The exercise —
Repeat every entry word for word, but leave the images out of your copy.

[Recorded data]
[start]

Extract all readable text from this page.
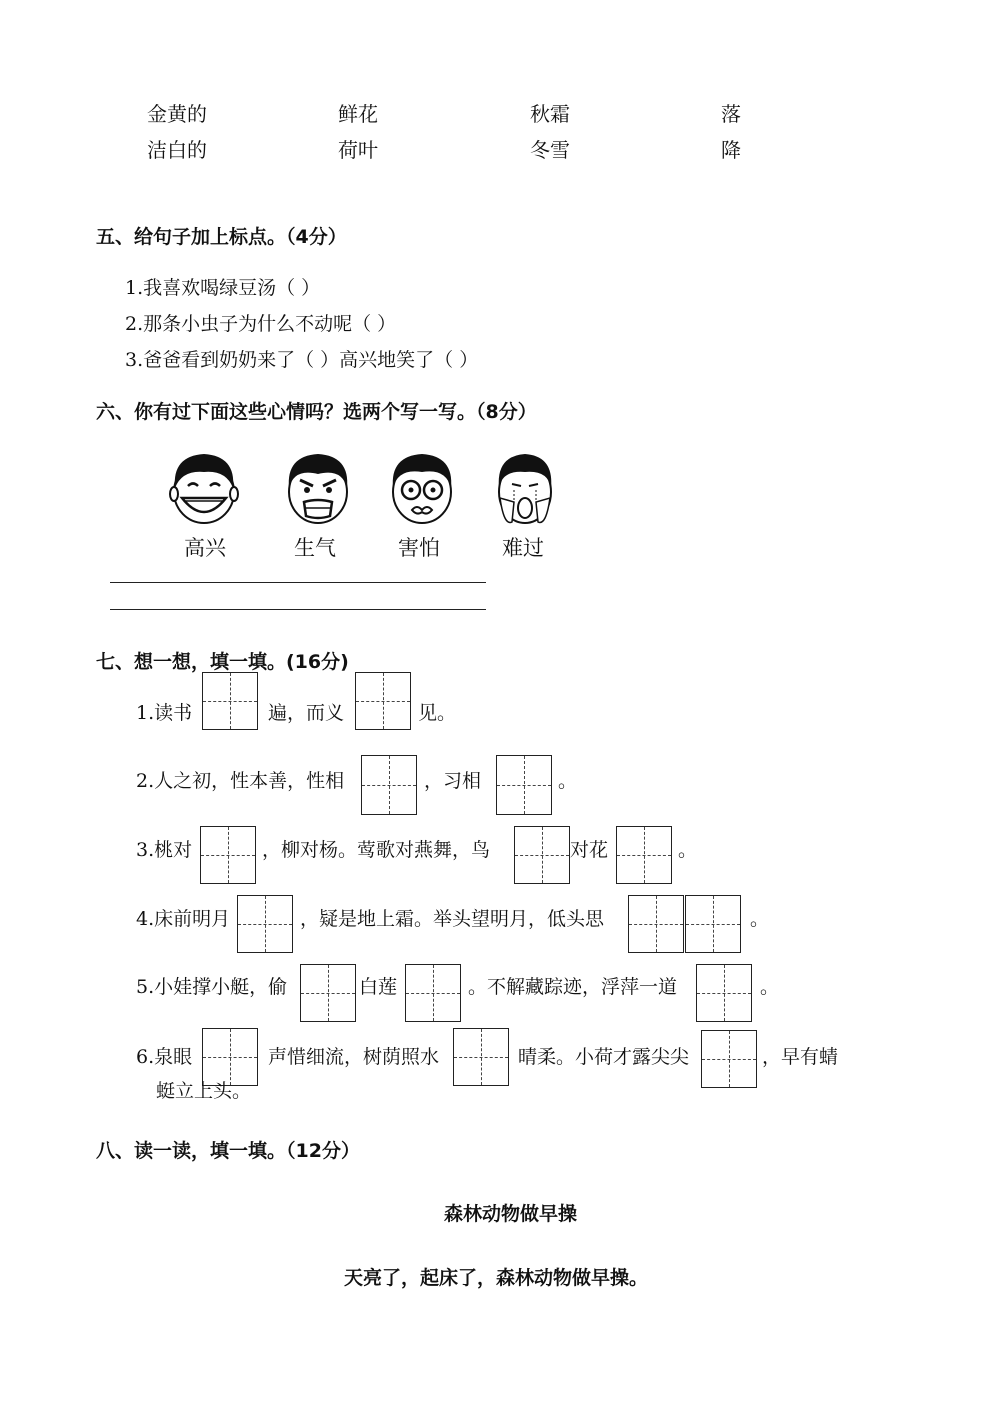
金黄的	鲜花	秋霜	落
洁白的	荷叶	冬雪	降
五、给句子加上标点。（4分）
1.我喜欢喝绿豆汤（ ）
2.那条小虫子为什么不动呢（ ）
3.爸爸看到奶奶来了（ ）高兴地笑了（ ）
六、你有过下面这些心情吗？选两个写一写。（8分）
高兴	生气	害怕	难过
七、想一想，填一填。(16分)
1.读书	遍，而义	见。
2.人之初，性本善，性相	，习相	。
3.桃对	，柳对杨。莺歌对燕舞，鸟	对花	。
4.床前明月	，疑是地上霜。举头望明月，低头思	。
5.小娃撑小艇，偷	白莲	。不解藏踪迹，浮萍一道	。
6.泉眼	声惜细流，树荫照水	晴柔。小荷才露尖尖	，早有蜻
蜓立上头。
八、读一读，填一填。（12分）
森林动物做早操
天亮了，起床了，森林动物做早操。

[end]

Result for this task —
Extract all readable text from this page.
金黄的	鲜花	秋霜	落
洁白的	荷叶	冬雪	降
五、给句子加上标点。（4分）
1.我喜欢喝绿豆汤（ ）
2.那条小虫子为什么不动呢（ ）
3.爸爸看到奶奶来了（ ）高兴地笑了（ ）
六、你有过下面这些心情吗？选两个写一写。（8分）
高兴	生气	害怕	难过
七、想一想，填一填。(16分)
1.读书	遍，而义	见。
2.人之初，性本善，性相	，习相	。
3.桃对	，柳对杨。莺歌对燕舞，鸟	对花	。
4.床前明月	，疑是地上霜。举头望明月，低头思	。
5.小娃撑小艇，偷	白莲	。不解藏踪迹，浮萍一道	。
6.泉眼	声惜细流，树荫照水	晴柔。小荷才露尖尖	，早有蜻
蜓立上头。
八、读一读，填一填。（12分）
森林动物做早操
天亮了，起床了，森林动物做早操。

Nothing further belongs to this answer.